-- Start EXCERPTED PASSAGE --

# Better staff and rules enforced.



## Silicity (Feb 7, 2013)

This is the only forum ive ever been on to where I can bad mouth staff for days until anything Is done about it. Most staff sticks to the toke n talk section anyways and when im posting in the help sections I just find pages of useless stupid posts that need to be deleted and then the rules enforced on the users. Im not even close to the only one who thinks this, I have no idea why trolls and idiots manage to rack up thousands of post in such a short amount of time. I understand this Is a marijuana community and peolle tend to be more laid back but yet we still have people causing shit and it just escalates to tons of pages of flame.

I do not know who is all staff but by taking 5 minutes to search through every section I see a very large amount of bans needing to be handed out and threads cleaned up. This is a serious matter, these forums can be a much nicer place if rules were actually enforced.


----------



## sunni (Feb 7, 2013)

I hear ya honey however there is only so many of us, and we are volunteers, we do our best, but we need people to use the report function, sadly and I've said this before people dont want to use it because they think they are "narcing" or being a "snitch" So it takes up TWICE as long to find people people rude, or excessive foul language or just being general assholes. The rules are enforced ...I'm sure you've seen the i hate sunni fan club around.

-- End EXCERPTED PASSAGE --

- TASKS TO PERFORM
**1)** From Silicity's post in the thread about forum rule enforcement, list each action the poster says needs to be taken against posts, threads, or users.
**2)** Pick up the thread about forum rule enforcement after its last sentence and continue it.
The items that come next are separate material, not part of the thread about forum rule enforcement.

-- Start DATA SUPPLIED --

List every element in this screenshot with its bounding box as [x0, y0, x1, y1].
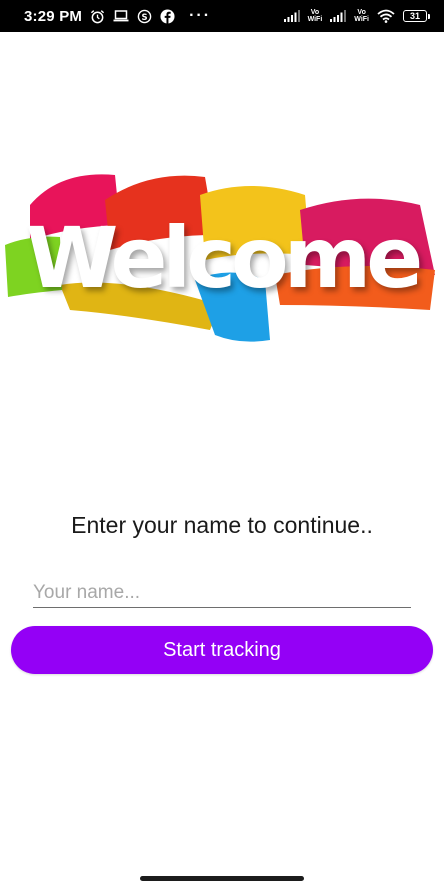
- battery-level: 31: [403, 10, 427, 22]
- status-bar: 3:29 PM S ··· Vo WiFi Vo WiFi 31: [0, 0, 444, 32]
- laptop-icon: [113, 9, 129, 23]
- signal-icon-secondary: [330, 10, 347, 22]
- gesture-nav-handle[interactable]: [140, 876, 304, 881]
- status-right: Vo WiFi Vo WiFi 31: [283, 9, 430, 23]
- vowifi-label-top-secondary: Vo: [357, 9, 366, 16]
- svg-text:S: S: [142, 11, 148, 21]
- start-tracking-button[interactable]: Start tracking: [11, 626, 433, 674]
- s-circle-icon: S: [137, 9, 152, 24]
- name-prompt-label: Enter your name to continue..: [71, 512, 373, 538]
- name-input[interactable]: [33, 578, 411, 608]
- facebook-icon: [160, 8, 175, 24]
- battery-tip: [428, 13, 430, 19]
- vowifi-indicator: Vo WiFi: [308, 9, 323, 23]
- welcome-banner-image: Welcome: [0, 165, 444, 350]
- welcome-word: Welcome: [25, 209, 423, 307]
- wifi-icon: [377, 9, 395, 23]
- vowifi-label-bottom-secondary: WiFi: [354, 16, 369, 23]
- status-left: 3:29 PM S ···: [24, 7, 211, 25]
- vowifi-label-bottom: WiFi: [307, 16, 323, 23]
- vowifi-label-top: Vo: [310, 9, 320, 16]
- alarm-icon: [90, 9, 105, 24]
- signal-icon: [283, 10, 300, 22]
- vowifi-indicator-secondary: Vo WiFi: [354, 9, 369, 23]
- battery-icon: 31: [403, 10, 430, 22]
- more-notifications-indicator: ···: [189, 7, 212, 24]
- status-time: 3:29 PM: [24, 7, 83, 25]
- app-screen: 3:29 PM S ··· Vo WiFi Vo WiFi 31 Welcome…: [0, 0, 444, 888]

-- End DATA SUPPLIED --

- ANSWERS FOR THE TASKS
**1)**
- Delete useless, stupid posts
- Enforce the rules on the users
- Hand out bans
- Clean up threads

**2)**
Sorry to say but it is NOT as easy as checking through a thread every day for 5 minutes, there are things we have to do on our end, official reports, ect It may seem like the cupcake was baked and was no effort at all but in the back a baker is working hard and tirelessly, to make that cupcake perfect. if you get what I mean

We do our best but yet again we are not online 24/7. So please use the report button, and thank you for the input !^_^


----------



## Silicity (Feb 7, 2013)

To many people are on these forums that wont use the report button, telling people to use It wont do much. And then the small amount of mods and as you said they are volunteer and dont have to dedicate their life to these forums, it just makes things go extremely slow and then things get pushed to the side. I appreciate what your saying and for the Input but these forums are out of control and more staff that are willing to dedicate more time are needed. I see quite a few people who are on these forums a lot that are good people that would do excellent In the position. Overall staff needs to step back from being everyones friend and start enforcing rules regardless of who you are or who you know.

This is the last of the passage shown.